Records from a collection
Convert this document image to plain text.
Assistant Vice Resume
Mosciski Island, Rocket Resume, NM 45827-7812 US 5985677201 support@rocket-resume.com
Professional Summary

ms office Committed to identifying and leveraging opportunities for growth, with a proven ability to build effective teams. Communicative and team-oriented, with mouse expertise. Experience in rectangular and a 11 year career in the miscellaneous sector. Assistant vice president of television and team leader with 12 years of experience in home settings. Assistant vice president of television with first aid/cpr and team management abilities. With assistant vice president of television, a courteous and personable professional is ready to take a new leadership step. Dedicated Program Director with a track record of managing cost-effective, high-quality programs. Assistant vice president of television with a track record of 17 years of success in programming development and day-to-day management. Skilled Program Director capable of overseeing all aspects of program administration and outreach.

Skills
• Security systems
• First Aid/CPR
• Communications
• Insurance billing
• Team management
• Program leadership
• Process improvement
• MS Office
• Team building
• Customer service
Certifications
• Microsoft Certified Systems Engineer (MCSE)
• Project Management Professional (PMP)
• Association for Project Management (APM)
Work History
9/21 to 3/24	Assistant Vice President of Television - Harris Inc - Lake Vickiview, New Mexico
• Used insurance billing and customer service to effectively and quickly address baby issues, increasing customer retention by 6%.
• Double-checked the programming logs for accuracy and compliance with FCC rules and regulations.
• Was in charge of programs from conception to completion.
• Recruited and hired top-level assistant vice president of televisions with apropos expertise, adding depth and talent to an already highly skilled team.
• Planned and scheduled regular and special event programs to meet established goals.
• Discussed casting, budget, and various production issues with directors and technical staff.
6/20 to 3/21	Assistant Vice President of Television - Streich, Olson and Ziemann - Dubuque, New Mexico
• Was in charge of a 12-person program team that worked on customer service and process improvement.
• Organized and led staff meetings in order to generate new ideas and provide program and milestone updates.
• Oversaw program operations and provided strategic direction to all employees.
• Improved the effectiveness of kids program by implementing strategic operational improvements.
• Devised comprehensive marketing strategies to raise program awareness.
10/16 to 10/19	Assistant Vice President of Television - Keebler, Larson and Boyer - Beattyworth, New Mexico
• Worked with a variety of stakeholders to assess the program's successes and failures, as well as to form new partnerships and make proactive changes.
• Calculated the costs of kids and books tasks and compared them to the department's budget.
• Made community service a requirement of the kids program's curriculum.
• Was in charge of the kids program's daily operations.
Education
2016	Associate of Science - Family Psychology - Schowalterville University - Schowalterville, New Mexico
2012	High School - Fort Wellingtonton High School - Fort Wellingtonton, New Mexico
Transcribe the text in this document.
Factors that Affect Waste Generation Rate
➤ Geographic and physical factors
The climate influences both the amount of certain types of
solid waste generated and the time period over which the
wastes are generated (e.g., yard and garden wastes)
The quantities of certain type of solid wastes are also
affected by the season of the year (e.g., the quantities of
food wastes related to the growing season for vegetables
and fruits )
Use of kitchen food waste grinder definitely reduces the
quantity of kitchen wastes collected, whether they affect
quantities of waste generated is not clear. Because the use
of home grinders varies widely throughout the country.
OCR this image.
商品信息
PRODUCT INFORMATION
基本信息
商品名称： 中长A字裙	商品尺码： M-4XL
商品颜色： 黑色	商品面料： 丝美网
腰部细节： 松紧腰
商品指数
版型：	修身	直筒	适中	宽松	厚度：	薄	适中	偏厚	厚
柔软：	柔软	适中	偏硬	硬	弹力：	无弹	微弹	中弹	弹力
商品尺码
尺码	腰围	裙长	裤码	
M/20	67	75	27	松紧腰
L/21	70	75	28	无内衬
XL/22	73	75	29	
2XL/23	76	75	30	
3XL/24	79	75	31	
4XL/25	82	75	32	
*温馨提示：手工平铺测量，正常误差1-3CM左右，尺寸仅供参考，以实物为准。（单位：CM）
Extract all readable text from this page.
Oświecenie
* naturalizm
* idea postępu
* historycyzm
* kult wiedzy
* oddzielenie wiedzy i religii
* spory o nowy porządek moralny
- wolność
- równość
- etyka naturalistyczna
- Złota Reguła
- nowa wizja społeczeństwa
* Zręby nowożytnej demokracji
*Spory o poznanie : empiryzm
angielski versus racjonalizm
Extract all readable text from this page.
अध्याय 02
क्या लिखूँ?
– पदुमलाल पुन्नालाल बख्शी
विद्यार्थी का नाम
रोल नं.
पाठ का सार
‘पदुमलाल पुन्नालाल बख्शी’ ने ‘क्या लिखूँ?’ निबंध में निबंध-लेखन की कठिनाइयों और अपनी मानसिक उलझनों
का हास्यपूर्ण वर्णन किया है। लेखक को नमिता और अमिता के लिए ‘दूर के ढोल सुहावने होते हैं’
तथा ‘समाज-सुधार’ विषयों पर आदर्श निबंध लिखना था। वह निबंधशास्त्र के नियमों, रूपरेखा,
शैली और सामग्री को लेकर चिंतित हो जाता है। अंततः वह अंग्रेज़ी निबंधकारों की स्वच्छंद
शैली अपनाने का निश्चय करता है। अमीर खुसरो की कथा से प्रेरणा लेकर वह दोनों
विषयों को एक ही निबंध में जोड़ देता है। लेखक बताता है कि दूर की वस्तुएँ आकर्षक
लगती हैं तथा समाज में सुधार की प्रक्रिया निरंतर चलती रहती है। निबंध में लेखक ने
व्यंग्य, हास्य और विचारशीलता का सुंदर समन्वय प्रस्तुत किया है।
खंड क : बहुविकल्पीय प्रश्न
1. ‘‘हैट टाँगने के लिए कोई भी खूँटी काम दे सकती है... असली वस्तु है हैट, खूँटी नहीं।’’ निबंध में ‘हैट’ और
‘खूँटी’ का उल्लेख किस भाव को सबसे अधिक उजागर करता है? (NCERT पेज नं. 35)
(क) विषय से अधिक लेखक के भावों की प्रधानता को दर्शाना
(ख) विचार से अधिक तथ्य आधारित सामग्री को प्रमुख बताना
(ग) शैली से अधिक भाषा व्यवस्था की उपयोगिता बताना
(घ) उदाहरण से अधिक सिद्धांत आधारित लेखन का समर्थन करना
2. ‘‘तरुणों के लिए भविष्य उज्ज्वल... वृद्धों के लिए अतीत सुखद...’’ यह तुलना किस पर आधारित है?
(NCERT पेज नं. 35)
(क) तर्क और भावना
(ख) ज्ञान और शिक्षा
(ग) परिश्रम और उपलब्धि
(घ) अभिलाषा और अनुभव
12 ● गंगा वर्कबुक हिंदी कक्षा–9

▶ **PROBLEM**
Scan the material above. Copy each line where "Resume" occurs.

▶ **OUTPUT FOR THIS TASK**
Assistant Vice Resume
Mosciski Island, Rocket Resume, NM 45827-7812 US 5985677201 support@rocket-resume.com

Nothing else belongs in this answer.